Text block =>
• • •

Superfeedr is a feed API built on WebSub, which is sometimes referred to as PuSH. It transforms a variety of feeds into standardized RSS, Atom, or JSON format and distributes (or "pushes") them via WebSub or XMPP. Feeds allow publishers to send notifications to subscribers when content is updated.

History
Superfeedr was launched by in 2009 by parent company Notifixious. While Notifixious' website went offline sometime between September 23, 2009 January 5, 2010, Superfeedr has remained online and available.

While the website of Notifixious, the parent company of Superfeedr, is no longer available Superfeedr continues to refer to it in the terms of service for the site.

Superfeedr was bought by Medium in 2016.

Technology
PuSH is a protocol that relies on webhooks to push feed updates in real-time from publishers to subscribers in a decentralized manner. PuSH builds on existing protocols, ensuring that polling infrastructures currently in use are not changed or broken on implementation, and that polling is still available as a back-up. Superfeedr acts as a “default” hub: a hub which works for any RSS or Atom feed, whether their publisher supports the protocol or not.

• • •

Given problem A => According to the text on Superfeedr, which company bought Superfeedr in 2016?

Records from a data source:
• • •

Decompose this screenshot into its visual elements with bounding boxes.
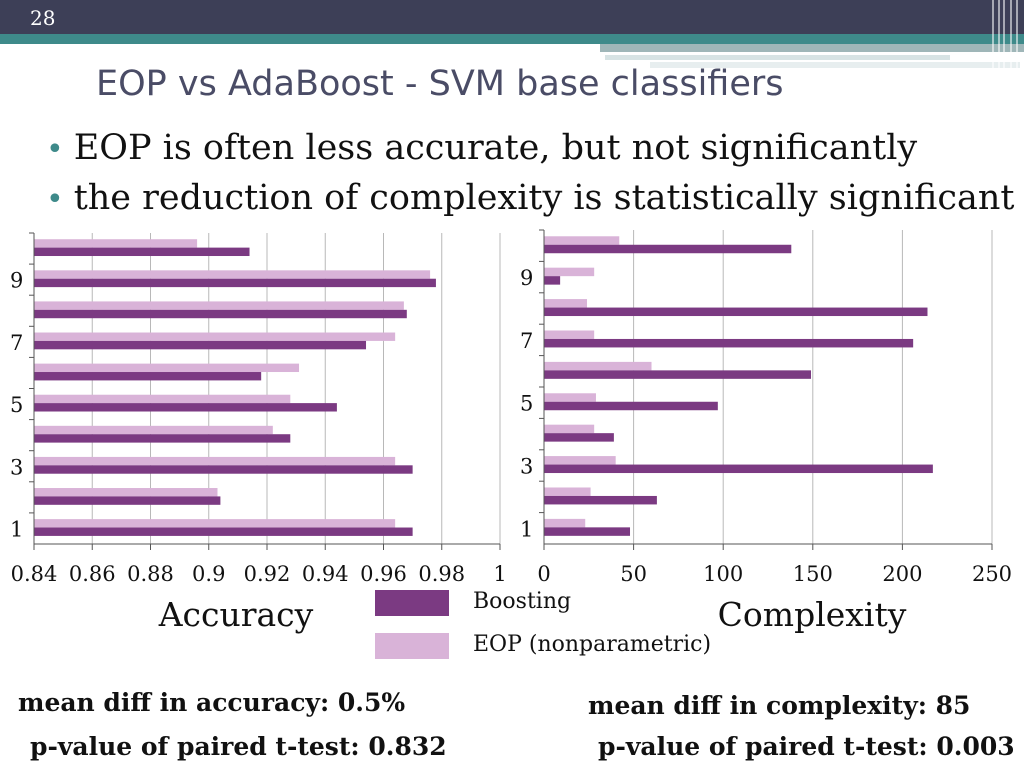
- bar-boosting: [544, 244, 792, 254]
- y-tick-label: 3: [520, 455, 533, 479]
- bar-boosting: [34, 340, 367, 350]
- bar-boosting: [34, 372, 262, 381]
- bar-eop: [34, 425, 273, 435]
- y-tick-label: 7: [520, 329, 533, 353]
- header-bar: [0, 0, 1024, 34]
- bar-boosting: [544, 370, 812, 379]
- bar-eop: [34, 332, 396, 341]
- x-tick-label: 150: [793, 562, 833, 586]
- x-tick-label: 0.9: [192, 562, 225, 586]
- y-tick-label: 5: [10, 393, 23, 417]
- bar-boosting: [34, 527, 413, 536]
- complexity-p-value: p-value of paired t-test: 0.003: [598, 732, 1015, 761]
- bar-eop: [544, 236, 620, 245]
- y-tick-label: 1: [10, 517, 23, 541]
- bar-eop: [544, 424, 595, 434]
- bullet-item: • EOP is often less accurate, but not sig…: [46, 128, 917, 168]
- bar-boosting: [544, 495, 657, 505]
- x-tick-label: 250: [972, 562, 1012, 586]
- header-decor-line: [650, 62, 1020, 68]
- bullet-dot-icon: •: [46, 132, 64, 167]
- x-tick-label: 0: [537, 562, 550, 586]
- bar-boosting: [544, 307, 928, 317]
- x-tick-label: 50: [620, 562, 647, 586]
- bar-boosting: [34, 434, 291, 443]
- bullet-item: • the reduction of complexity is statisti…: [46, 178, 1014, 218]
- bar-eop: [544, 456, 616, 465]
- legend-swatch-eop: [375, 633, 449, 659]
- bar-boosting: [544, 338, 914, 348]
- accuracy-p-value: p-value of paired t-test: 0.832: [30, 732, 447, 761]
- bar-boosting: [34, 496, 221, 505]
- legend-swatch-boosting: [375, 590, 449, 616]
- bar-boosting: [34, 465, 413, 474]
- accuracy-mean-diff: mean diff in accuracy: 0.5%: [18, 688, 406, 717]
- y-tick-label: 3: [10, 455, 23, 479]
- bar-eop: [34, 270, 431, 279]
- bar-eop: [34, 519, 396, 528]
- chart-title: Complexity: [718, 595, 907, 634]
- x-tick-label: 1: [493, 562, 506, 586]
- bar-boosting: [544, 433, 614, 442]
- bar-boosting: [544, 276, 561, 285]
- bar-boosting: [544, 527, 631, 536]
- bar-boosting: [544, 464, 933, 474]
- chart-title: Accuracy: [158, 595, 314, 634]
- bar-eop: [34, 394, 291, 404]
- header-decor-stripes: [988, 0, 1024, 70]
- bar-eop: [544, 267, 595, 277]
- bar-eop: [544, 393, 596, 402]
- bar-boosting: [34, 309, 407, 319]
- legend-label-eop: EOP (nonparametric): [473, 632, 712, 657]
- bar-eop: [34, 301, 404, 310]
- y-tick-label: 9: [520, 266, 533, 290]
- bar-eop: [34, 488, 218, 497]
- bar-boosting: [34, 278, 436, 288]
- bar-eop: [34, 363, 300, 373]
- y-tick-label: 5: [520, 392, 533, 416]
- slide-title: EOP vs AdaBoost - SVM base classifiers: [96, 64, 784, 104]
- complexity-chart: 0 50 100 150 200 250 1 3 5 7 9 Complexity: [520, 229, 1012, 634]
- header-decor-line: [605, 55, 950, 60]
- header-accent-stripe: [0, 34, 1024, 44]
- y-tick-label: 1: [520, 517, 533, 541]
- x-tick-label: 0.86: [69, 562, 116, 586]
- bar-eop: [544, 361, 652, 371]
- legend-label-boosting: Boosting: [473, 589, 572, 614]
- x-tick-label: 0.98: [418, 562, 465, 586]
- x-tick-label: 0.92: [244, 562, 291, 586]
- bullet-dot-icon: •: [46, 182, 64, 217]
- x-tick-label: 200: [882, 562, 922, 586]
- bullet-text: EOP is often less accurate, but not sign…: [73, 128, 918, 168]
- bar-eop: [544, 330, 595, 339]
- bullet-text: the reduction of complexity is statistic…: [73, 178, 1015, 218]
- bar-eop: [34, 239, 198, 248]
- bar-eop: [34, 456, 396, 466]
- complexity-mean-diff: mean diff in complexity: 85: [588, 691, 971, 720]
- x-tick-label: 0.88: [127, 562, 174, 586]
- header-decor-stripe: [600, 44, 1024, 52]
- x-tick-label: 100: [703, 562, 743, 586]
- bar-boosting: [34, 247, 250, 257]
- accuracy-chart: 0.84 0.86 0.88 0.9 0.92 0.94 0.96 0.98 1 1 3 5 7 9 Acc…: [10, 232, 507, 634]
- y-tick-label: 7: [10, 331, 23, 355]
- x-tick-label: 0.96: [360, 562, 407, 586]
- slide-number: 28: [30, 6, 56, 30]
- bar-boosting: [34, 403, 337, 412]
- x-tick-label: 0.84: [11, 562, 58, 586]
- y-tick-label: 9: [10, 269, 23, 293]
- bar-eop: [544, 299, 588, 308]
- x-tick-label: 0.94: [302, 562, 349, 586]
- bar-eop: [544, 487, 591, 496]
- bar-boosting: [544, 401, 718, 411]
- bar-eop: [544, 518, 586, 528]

• • •

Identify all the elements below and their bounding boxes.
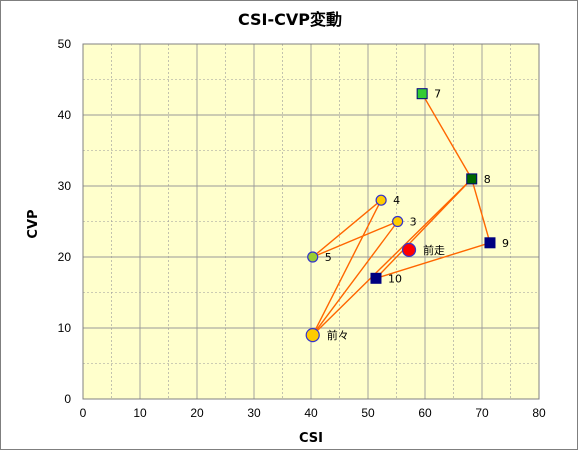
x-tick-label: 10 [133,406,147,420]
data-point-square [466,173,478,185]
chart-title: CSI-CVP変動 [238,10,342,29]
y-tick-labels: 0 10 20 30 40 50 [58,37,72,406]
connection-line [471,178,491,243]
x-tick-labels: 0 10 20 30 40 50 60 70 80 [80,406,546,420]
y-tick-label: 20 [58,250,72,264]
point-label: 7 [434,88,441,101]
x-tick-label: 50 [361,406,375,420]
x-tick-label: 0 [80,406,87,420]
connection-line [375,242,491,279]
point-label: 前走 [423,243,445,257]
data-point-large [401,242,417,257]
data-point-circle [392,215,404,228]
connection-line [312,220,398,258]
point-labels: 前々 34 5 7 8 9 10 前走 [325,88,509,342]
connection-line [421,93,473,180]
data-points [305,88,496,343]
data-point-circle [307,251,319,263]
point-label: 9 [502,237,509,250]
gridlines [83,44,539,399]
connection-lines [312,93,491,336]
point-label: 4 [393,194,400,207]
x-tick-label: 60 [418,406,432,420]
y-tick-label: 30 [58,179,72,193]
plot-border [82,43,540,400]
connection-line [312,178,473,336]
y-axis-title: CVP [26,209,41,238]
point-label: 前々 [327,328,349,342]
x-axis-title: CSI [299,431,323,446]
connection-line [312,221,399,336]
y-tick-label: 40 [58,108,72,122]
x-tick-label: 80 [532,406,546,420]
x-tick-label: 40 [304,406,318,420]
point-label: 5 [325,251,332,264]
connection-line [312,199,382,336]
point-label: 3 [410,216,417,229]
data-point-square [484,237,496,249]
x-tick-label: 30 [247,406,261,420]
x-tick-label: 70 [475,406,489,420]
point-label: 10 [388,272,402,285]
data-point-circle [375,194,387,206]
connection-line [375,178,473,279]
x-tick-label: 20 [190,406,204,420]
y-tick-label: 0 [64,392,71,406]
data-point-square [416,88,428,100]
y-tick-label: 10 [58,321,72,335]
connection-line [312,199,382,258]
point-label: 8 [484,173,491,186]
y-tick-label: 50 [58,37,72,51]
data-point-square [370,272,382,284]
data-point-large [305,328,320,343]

• • •

Given problem B => From the entries, print the lines from the line with "x-tick-label: 10 [133,406,147,420]" to the line with "point-label: 前々 [327,328,349,342]", reproducing each one precisely.

Result A => Medium bought Superfeedr in 2016.

Result B =>
x-tick-label: 10 [133,406,147,420]
data-point-square [466,173,478,185]
chart-title: CSI-CVP変動 [238,10,342,29]
y-tick-labels: 0 10 20 30 40 50 [58,37,72,406]
connection-line [471,178,491,243]
x-tick-labels: 0 10 20 30 40 50 60 70 80 [80,406,546,420]
y-tick-label: 20 [58,250,72,264]
point-label: 7 [434,88,441,101]
x-tick-label: 50 [361,406,375,420]
x-tick-label: 0 [80,406,87,420]
connection-line [375,242,491,279]
point-label: 前走 [423,243,445,257]
data-point-large [401,242,417,257]
data-point-circle [392,215,404,228]
connection-line [312,220,398,258]
point-labels: 前々 34 5 7 8 9 10 前走 [325,88,509,342]
connection-line [421,93,473,180]
data-points [305,88,496,343]
data-point-circle [307,251,319,263]
point-label: 9 [502,237,509,250]
gridlines [83,44,539,399]
connection-lines [312,93,491,336]
point-label: 4 [393,194,400,207]
x-tick-label: 60 [418,406,432,420]
y-tick-label: 30 [58,179,72,193]
plot-border [82,43,540,400]
connection-line [312,178,473,336]
y-axis-title: CVP [26,209,41,238]
point-label: 前々 [327,328,349,342]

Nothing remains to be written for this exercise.